▶
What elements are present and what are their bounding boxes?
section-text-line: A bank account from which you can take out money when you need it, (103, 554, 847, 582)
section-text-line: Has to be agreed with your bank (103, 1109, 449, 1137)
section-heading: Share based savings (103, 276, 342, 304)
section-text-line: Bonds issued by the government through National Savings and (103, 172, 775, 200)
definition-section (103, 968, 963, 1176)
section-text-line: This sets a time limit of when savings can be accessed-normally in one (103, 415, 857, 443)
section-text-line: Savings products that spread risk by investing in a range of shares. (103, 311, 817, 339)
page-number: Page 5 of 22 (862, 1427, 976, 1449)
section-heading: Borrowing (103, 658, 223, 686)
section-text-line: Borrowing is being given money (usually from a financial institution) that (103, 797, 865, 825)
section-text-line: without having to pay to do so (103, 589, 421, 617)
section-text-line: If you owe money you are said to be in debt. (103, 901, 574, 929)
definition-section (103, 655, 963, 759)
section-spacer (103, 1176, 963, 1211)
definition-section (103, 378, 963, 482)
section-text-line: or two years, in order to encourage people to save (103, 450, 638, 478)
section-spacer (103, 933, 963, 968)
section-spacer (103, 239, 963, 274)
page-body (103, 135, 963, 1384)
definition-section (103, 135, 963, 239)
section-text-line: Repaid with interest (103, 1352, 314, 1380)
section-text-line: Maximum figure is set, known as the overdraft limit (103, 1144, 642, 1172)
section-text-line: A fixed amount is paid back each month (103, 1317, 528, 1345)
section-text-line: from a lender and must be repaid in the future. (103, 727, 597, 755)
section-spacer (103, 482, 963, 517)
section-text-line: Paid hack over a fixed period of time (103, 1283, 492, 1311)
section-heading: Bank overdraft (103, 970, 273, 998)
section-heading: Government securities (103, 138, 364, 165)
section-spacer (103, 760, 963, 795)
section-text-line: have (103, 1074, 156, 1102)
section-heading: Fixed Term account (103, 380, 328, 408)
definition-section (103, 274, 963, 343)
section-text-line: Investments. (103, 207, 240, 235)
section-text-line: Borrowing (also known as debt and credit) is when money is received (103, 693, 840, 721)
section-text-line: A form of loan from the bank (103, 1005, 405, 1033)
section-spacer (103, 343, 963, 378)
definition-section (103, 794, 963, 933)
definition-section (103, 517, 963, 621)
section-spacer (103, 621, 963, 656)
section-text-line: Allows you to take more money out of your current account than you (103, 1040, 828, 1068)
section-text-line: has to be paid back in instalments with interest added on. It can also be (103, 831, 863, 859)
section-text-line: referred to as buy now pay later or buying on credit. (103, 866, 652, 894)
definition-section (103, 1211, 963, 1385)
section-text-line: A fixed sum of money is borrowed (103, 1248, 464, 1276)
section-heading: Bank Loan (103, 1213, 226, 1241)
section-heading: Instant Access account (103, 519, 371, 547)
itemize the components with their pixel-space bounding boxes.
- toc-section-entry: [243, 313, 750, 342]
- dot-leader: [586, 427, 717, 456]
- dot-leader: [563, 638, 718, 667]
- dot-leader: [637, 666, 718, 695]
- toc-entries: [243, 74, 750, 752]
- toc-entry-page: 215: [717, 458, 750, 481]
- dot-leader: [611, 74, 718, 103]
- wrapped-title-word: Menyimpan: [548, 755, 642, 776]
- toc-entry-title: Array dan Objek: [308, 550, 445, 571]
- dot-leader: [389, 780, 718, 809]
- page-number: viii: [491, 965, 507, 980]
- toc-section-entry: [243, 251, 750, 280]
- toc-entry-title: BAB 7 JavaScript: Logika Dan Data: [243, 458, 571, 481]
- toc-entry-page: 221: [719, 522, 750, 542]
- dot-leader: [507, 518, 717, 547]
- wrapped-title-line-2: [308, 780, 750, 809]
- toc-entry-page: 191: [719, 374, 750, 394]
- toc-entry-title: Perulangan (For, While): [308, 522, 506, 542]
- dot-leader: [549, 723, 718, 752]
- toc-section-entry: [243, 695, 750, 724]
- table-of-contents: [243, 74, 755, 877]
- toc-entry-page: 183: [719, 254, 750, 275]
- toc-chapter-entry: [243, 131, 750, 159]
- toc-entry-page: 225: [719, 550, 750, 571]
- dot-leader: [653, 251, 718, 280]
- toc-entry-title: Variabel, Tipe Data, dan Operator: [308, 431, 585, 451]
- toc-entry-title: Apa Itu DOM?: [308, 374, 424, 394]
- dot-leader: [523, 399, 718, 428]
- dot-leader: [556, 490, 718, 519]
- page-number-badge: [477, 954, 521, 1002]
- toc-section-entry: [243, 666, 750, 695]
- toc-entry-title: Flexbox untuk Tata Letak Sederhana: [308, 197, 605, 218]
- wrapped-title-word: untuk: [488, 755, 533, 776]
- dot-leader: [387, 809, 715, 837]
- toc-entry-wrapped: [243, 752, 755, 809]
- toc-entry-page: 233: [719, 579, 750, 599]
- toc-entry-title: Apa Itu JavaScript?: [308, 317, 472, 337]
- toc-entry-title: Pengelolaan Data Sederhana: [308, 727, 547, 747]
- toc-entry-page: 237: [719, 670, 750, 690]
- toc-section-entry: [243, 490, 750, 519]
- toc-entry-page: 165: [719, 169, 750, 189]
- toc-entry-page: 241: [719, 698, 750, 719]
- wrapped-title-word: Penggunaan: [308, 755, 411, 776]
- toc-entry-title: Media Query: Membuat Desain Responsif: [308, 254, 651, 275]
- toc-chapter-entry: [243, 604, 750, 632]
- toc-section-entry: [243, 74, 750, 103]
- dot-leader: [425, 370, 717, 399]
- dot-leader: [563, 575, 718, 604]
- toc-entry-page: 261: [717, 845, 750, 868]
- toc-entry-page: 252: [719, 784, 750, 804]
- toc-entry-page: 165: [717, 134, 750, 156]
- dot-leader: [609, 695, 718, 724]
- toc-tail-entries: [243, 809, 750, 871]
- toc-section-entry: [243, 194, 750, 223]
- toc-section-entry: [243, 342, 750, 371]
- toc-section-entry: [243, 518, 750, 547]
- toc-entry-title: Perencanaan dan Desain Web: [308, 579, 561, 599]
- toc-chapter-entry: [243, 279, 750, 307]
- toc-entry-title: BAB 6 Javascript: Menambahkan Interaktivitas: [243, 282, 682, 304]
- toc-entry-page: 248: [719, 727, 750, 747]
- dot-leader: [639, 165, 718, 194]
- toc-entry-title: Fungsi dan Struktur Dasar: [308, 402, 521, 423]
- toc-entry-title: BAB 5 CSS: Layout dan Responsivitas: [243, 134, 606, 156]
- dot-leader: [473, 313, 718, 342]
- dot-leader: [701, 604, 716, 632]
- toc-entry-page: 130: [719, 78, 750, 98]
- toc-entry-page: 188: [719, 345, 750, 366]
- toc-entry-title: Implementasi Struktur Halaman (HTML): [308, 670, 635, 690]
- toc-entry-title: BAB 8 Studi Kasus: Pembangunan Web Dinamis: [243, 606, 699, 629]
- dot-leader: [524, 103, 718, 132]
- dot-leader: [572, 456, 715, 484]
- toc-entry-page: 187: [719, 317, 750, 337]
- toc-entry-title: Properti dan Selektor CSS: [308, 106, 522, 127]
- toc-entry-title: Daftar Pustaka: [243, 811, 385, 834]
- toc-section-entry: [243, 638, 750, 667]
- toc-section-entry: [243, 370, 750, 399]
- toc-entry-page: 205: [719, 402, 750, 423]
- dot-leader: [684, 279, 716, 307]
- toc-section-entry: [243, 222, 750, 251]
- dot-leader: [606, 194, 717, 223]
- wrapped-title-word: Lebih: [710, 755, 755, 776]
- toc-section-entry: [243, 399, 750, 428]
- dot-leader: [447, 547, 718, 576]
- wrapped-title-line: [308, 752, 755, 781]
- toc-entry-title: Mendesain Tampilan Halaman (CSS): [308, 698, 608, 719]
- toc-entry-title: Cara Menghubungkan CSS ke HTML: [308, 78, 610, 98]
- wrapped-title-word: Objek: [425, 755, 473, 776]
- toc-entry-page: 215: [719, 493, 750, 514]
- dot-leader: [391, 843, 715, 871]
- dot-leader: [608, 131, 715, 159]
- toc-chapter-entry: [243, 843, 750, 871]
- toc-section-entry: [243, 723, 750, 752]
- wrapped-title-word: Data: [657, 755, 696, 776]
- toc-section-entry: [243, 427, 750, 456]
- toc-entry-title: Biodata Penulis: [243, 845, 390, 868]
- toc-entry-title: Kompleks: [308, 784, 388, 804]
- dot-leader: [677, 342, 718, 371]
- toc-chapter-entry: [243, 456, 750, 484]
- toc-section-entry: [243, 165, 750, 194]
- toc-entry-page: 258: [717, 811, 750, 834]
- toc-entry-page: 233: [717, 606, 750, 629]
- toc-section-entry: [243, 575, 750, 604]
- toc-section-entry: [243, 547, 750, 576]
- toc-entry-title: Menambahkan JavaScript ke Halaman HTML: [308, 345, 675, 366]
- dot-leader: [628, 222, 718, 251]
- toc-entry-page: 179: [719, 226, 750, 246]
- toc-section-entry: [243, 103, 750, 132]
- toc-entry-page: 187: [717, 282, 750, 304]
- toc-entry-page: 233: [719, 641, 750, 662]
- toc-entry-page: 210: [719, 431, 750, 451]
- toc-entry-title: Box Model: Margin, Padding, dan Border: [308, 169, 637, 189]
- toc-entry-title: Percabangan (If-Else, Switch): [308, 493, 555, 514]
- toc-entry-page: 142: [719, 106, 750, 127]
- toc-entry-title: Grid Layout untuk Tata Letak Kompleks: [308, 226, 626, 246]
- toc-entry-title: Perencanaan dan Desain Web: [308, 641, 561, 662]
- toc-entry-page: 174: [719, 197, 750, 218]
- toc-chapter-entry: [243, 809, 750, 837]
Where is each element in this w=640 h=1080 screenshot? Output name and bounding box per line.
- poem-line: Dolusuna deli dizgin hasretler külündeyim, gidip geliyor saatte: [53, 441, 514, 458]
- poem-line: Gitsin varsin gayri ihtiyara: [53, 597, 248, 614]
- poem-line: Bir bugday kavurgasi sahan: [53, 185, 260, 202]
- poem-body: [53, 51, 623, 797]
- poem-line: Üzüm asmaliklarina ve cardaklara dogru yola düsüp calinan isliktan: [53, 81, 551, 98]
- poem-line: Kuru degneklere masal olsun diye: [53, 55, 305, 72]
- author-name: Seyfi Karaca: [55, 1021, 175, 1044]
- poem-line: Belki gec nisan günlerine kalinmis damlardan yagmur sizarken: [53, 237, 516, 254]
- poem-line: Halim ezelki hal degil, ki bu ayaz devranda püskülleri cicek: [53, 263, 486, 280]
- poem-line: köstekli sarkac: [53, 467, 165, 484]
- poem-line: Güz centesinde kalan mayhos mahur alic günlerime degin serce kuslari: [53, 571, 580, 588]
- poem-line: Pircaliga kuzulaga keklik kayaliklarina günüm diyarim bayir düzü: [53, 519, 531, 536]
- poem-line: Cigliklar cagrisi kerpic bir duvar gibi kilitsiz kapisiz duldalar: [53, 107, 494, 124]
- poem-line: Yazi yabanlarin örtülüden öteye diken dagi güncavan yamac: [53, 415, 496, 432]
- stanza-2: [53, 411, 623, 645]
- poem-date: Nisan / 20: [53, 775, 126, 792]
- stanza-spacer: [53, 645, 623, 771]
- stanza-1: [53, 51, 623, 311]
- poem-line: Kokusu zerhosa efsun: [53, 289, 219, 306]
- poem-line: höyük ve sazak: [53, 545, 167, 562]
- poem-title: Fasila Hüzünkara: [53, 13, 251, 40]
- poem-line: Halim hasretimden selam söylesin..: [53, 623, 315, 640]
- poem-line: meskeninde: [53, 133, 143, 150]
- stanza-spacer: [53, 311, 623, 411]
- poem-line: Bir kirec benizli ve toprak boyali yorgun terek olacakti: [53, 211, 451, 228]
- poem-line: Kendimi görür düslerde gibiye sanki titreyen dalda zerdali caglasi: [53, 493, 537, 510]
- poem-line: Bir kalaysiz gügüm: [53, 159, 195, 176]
◀
**Work to complete:** Copy the records above word for word, starting at the first line and ending at the line that contains "definition-section (103, 378, 963, 482)", with both of those lines included.

**The completed task:**
What elements are present and what are their bounding boxes?
section-text-line: A bank account from which you can take out money when you need it, (103, 554, 847, 582)
section-text-line: Has to be agreed with your bank (103, 1109, 449, 1137)
section-heading: Share based savings (103, 276, 342, 304)
section-text-line: Bonds issued by the government through National Savings and (103, 172, 775, 200)
definition-section (103, 968, 963, 1176)
section-text-line: This sets a time limit of when savings can be accessed-normally in one (103, 415, 857, 443)
section-text-line: Savings products that spread risk by investing in a range of shares. (103, 311, 817, 339)
page-number: Page 5 of 22 (862, 1427, 976, 1449)
section-heading: Borrowing (103, 658, 223, 686)
section-text-line: Borrowing is being given money (usually from a financial institution) that (103, 797, 865, 825)
section-text-line: without having to pay to do so (103, 589, 421, 617)
section-text-line: If you owe money you are said to be in debt. (103, 901, 574, 929)
definition-section (103, 655, 963, 759)
section-spacer (103, 1176, 963, 1211)
definition-section (103, 378, 963, 482)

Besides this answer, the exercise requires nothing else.